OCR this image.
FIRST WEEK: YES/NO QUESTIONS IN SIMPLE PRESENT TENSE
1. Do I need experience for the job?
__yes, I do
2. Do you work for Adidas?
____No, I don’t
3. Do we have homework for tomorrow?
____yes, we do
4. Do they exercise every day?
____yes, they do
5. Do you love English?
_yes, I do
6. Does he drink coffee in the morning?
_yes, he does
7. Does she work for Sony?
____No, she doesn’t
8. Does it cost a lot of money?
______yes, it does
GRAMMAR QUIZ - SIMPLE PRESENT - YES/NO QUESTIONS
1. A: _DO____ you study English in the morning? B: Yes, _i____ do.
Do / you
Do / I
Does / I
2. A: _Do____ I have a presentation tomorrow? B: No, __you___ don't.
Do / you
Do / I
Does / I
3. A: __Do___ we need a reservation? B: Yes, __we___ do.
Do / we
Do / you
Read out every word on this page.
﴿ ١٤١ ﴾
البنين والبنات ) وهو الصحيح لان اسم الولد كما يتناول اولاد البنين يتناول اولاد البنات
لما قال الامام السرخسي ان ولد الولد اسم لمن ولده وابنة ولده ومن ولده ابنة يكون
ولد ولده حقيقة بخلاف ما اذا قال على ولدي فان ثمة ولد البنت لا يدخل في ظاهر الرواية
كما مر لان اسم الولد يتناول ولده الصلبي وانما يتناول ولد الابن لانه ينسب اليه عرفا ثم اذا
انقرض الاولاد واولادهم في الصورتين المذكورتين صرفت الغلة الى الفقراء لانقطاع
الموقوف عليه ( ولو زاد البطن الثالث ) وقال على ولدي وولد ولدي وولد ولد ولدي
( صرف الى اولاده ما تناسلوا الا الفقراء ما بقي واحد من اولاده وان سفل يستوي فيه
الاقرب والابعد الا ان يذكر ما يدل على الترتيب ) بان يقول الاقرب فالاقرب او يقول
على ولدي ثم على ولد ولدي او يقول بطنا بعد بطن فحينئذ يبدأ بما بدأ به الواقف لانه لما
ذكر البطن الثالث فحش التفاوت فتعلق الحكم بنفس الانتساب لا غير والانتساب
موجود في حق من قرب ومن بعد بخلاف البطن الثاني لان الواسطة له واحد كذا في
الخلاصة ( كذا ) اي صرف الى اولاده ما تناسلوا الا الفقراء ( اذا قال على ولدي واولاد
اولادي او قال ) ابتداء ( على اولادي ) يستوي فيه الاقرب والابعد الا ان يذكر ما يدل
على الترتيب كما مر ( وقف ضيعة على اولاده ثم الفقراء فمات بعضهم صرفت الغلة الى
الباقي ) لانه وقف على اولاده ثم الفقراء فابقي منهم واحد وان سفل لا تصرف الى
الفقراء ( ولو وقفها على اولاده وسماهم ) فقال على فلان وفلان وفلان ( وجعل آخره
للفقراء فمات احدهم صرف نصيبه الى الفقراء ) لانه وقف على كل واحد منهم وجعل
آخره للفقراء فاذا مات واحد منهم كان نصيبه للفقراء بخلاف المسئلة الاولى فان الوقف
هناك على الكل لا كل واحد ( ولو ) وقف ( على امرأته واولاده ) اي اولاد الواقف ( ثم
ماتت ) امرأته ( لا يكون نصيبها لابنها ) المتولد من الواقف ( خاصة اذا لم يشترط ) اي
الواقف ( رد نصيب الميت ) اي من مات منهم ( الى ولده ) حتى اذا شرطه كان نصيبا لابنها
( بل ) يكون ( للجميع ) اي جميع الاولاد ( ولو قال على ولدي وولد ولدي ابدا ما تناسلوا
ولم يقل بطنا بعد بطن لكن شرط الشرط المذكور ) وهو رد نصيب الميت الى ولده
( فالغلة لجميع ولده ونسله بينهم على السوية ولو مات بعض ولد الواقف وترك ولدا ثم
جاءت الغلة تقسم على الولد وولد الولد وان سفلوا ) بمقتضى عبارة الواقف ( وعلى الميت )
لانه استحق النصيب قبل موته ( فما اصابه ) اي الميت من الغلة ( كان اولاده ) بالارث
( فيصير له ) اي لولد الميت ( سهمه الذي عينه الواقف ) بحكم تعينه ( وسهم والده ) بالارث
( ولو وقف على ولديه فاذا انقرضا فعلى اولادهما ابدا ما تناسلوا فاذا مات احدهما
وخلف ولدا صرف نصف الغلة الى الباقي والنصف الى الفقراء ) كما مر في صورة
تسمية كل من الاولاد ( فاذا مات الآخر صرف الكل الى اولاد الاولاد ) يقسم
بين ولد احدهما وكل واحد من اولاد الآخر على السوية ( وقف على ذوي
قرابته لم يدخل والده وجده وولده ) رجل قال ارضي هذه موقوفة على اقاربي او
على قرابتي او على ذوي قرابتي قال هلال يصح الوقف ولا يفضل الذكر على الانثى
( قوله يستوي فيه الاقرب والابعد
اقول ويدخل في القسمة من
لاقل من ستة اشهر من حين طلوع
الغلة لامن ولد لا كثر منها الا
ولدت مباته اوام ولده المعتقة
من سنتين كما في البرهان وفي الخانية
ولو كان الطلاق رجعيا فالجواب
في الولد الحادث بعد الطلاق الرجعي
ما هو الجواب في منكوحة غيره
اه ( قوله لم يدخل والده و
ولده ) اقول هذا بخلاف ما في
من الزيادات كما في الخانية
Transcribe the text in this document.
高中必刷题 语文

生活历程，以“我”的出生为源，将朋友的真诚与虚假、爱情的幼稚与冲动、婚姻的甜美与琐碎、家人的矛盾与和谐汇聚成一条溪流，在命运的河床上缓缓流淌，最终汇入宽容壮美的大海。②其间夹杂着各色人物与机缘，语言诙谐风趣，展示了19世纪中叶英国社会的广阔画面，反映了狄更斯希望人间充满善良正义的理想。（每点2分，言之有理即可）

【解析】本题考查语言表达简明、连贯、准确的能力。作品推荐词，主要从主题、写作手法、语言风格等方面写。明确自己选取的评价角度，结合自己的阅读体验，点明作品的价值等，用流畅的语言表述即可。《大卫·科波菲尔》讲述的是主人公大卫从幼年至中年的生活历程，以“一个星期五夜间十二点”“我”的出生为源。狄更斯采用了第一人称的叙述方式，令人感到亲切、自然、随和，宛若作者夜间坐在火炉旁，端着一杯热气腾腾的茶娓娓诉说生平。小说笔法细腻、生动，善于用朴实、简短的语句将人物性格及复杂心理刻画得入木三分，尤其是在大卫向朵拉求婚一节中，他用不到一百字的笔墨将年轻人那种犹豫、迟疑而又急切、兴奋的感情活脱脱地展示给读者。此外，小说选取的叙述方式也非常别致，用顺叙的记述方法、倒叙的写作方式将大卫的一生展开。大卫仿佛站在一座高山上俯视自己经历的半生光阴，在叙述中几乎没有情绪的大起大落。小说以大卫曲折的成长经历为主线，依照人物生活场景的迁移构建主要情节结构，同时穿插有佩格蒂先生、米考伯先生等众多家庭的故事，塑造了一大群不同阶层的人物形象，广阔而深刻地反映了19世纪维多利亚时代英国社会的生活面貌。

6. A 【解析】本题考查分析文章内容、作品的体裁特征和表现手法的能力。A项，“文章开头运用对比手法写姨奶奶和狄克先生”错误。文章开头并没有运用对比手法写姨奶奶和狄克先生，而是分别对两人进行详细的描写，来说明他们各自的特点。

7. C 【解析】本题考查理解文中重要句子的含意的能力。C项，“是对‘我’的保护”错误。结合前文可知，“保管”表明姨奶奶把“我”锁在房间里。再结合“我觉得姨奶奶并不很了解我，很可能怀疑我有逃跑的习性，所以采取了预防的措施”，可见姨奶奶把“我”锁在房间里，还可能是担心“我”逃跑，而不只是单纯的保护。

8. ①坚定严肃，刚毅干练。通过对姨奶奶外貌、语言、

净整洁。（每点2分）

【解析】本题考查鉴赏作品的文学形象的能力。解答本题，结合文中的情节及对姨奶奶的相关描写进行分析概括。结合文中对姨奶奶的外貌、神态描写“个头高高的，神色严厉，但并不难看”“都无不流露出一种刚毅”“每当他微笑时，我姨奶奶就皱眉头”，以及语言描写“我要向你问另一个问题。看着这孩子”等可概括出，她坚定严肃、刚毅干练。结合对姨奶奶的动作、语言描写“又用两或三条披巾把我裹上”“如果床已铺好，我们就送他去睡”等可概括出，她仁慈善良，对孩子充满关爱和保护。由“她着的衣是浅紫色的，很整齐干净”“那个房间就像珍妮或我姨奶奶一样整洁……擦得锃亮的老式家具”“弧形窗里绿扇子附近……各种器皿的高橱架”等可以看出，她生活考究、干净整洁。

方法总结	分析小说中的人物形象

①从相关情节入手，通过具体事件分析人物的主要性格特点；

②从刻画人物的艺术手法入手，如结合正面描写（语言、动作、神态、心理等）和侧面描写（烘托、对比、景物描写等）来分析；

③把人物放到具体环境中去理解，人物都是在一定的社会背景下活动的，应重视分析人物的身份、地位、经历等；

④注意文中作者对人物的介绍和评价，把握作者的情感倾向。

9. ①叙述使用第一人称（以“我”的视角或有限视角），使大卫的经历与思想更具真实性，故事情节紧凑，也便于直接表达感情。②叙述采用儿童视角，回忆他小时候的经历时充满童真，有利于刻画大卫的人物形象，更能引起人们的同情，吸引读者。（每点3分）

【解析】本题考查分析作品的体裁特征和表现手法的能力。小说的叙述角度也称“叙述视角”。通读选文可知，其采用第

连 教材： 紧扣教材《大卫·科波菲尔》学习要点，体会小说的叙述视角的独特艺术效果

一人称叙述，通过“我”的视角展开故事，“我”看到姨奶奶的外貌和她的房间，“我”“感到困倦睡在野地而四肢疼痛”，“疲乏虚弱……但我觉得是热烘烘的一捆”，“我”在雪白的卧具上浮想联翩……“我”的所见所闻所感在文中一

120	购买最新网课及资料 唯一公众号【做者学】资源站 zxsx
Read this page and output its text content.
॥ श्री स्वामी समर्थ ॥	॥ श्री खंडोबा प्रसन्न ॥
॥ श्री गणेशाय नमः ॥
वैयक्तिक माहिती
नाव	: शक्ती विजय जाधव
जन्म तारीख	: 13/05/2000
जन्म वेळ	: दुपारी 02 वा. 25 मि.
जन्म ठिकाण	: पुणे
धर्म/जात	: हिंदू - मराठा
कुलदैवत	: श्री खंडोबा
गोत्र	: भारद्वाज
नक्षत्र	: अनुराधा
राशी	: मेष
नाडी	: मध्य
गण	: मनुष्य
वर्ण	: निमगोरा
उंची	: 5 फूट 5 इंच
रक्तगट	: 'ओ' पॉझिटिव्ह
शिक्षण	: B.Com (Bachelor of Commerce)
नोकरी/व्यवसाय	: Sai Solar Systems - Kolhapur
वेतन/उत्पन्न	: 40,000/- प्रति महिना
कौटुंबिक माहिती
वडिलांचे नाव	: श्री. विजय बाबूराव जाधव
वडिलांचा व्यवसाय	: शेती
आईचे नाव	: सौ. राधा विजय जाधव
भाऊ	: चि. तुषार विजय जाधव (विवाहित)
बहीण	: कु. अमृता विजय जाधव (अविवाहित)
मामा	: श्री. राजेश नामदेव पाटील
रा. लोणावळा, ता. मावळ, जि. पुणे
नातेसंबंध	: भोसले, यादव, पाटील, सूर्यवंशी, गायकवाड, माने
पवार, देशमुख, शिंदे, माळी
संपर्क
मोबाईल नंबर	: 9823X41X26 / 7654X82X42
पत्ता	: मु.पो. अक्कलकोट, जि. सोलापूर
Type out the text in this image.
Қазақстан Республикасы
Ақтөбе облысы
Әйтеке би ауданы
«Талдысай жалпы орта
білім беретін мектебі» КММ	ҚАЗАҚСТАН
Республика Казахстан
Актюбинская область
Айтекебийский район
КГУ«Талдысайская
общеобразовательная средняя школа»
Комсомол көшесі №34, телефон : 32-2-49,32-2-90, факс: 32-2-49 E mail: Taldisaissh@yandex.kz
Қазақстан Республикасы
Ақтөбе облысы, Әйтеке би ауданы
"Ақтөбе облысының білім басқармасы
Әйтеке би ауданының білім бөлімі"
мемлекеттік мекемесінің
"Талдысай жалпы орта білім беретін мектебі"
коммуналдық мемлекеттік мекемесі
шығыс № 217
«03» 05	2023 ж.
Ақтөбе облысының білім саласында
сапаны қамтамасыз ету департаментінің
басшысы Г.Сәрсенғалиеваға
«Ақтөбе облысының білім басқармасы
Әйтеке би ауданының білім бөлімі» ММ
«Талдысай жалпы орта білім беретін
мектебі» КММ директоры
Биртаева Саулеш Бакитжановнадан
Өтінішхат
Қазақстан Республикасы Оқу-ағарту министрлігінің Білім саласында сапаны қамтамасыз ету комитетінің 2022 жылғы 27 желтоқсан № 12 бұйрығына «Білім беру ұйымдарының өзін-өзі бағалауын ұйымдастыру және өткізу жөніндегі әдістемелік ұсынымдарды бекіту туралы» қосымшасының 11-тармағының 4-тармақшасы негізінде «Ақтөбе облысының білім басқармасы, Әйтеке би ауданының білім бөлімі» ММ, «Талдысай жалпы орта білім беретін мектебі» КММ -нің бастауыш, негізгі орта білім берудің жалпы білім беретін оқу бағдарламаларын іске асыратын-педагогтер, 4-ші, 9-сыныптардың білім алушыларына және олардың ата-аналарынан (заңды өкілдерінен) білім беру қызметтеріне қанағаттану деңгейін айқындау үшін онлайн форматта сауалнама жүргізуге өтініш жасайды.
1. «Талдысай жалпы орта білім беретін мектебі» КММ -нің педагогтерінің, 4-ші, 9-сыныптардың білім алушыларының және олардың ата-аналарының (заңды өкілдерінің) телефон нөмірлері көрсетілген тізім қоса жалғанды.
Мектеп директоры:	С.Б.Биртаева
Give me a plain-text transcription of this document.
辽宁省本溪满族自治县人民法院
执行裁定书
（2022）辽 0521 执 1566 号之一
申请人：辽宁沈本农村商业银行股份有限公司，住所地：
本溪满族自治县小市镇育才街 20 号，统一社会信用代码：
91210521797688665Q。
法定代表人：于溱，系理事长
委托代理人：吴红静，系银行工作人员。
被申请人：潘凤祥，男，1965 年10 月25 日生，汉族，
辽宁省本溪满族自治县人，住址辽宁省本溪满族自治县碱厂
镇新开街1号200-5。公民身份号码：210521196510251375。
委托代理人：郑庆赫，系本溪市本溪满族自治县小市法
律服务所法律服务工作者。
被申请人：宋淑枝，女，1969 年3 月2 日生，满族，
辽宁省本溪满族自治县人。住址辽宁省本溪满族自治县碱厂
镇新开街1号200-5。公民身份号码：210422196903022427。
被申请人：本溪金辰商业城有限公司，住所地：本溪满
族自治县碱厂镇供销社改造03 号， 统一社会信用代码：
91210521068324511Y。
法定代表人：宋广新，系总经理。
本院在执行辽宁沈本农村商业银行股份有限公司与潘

......

▸ Task objective: Exact repetition is required for the lines from the one that contains "Give me a plain-text" through the final line; leave out everything else.

▸ Final result:
Give me a plain-text transcription of this document.
辽宁省本溪满族自治县人民法院
执行裁定书
（2022）辽 0521 执 1566 号之一
申请人：辽宁沈本农村商业银行股份有限公司，住所地：
本溪满族自治县小市镇育才街 20 号，统一社会信用代码：
91210521797688665Q。
法定代表人：于溱，系理事长
委托代理人：吴红静，系银行工作人员。
被申请人：潘凤祥，男，1965 年10 月25 日生，汉族，
辽宁省本溪满族自治县人，住址辽宁省本溪满族自治县碱厂
镇新开街1号200-5。公民身份号码：210521196510251375。
委托代理人：郑庆赫，系本溪市本溪满族自治县小市法
律服务所法律服务工作者。
被申请人：宋淑枝，女，1969 年3 月2 日生，满族，
辽宁省本溪满族自治县人。住址辽宁省本溪满族自治县碱厂
镇新开街1号200-5。公民身份号码：210422196903022427。
被申请人：本溪金辰商业城有限公司，住所地：本溪满
族自治县碱厂镇供销社改造03 号， 统一社会信用代码：
91210521068324511Y。
法定代表人：宋广新，系总经理。
本院在执行辽宁沈本农村商业银行股份有限公司与潘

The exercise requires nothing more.